#### [WORK TO BE COMPLETED]
From the entries provided below, copy each line that contains the word "microsoft".

--- begin ---

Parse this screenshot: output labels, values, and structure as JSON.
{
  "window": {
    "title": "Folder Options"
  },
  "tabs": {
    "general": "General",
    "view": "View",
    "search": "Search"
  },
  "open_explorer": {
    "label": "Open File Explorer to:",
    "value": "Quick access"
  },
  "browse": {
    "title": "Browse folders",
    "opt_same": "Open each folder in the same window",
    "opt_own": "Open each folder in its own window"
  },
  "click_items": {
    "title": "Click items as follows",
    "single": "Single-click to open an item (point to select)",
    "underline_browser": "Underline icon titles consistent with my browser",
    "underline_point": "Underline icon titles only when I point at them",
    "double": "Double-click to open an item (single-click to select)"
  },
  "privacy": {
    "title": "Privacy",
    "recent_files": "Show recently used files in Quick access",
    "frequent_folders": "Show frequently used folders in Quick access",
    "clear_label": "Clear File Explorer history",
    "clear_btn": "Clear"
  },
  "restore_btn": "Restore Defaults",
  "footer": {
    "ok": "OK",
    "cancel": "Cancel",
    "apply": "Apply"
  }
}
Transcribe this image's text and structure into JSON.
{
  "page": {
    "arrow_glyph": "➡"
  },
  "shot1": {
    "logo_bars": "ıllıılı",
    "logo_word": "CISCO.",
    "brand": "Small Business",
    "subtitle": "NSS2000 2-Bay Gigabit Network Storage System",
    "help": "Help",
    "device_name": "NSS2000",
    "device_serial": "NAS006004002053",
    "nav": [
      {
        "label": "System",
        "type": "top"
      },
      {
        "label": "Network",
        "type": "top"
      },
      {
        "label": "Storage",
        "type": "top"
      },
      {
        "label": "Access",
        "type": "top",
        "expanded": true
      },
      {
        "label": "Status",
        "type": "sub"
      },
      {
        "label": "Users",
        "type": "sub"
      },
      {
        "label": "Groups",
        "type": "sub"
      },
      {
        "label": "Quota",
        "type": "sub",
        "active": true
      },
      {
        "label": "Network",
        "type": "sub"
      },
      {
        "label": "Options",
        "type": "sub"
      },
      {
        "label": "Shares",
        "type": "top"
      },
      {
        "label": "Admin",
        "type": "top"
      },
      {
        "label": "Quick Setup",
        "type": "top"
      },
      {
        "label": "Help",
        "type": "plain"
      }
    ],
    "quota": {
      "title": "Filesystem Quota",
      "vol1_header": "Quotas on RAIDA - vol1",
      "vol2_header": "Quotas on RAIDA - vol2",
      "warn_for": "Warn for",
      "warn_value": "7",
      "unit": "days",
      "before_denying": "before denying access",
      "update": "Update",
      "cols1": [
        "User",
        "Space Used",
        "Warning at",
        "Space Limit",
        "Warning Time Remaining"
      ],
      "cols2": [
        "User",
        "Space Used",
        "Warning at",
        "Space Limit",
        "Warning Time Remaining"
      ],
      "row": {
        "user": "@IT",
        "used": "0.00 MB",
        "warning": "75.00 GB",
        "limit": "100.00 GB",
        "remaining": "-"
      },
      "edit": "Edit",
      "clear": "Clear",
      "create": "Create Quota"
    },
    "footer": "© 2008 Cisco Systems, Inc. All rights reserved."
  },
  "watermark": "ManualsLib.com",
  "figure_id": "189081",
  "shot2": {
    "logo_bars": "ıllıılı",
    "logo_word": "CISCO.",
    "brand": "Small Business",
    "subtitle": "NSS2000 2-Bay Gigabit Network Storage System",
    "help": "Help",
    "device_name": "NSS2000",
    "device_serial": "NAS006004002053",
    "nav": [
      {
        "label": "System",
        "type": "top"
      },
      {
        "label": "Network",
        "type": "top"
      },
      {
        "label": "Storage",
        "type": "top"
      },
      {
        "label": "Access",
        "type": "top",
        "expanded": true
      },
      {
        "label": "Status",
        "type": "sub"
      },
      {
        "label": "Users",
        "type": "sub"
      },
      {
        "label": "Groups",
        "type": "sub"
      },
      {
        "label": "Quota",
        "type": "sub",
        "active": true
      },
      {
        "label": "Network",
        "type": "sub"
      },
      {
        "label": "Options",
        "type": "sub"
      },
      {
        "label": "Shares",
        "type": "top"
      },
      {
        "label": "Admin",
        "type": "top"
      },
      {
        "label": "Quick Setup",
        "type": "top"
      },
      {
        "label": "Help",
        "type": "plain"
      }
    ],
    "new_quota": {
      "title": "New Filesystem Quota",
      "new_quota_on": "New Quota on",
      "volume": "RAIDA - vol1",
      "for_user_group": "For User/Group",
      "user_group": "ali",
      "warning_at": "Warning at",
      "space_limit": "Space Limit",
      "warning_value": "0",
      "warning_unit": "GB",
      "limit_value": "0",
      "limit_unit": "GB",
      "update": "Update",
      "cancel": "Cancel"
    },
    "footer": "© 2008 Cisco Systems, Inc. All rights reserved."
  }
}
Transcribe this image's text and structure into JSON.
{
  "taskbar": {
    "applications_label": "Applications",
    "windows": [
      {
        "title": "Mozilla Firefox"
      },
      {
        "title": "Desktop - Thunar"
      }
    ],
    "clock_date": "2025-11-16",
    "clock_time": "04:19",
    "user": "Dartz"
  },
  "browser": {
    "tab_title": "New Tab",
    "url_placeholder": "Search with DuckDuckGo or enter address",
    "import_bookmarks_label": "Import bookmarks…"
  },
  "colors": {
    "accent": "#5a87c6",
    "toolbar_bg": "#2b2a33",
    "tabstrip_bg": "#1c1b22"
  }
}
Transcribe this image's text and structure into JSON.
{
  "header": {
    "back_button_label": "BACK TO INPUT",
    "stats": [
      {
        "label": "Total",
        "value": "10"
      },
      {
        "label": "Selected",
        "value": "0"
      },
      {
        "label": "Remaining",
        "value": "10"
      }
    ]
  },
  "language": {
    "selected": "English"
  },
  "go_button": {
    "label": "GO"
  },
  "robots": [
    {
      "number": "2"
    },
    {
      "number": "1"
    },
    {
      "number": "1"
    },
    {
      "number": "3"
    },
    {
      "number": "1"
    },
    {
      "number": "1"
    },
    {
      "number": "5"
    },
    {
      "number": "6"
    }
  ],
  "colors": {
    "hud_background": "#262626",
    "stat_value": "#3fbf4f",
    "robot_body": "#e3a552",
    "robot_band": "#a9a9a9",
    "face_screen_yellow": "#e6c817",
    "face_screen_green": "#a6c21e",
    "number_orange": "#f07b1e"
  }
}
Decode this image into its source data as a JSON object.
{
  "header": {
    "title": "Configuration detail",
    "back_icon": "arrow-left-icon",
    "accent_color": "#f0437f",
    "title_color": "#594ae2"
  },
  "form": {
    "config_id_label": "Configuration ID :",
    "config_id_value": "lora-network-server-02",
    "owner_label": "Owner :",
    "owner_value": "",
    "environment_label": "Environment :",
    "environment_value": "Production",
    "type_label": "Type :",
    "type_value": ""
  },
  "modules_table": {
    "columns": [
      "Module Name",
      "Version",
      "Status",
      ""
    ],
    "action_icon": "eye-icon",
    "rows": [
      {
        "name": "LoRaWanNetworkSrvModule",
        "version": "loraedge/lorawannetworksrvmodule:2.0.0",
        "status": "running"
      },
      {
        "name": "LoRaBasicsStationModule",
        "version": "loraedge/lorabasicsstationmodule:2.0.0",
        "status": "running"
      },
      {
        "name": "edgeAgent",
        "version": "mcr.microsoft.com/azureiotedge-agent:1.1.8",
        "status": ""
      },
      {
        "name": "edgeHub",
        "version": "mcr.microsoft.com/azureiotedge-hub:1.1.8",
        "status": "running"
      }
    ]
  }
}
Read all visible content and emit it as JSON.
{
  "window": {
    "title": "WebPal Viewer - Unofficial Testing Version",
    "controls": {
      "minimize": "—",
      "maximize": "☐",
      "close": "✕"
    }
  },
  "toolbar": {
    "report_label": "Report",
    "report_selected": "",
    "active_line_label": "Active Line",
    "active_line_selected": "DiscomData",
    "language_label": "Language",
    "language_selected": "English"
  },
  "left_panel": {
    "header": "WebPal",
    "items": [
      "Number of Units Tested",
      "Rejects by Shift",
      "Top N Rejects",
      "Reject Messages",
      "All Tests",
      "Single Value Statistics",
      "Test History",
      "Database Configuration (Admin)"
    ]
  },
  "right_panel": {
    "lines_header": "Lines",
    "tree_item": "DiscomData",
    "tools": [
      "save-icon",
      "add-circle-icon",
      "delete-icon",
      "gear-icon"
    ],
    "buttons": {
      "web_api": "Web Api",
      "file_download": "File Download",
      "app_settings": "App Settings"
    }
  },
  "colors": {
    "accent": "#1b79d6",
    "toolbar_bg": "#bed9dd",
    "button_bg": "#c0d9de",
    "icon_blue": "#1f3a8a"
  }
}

--- end ---

#### [REPLY]
        "version": "mcr.microsoft.com/azureiotedge-agent:1.1.8",
        "version": "mcr.microsoft.com/azureiotedge-hub:1.1.8",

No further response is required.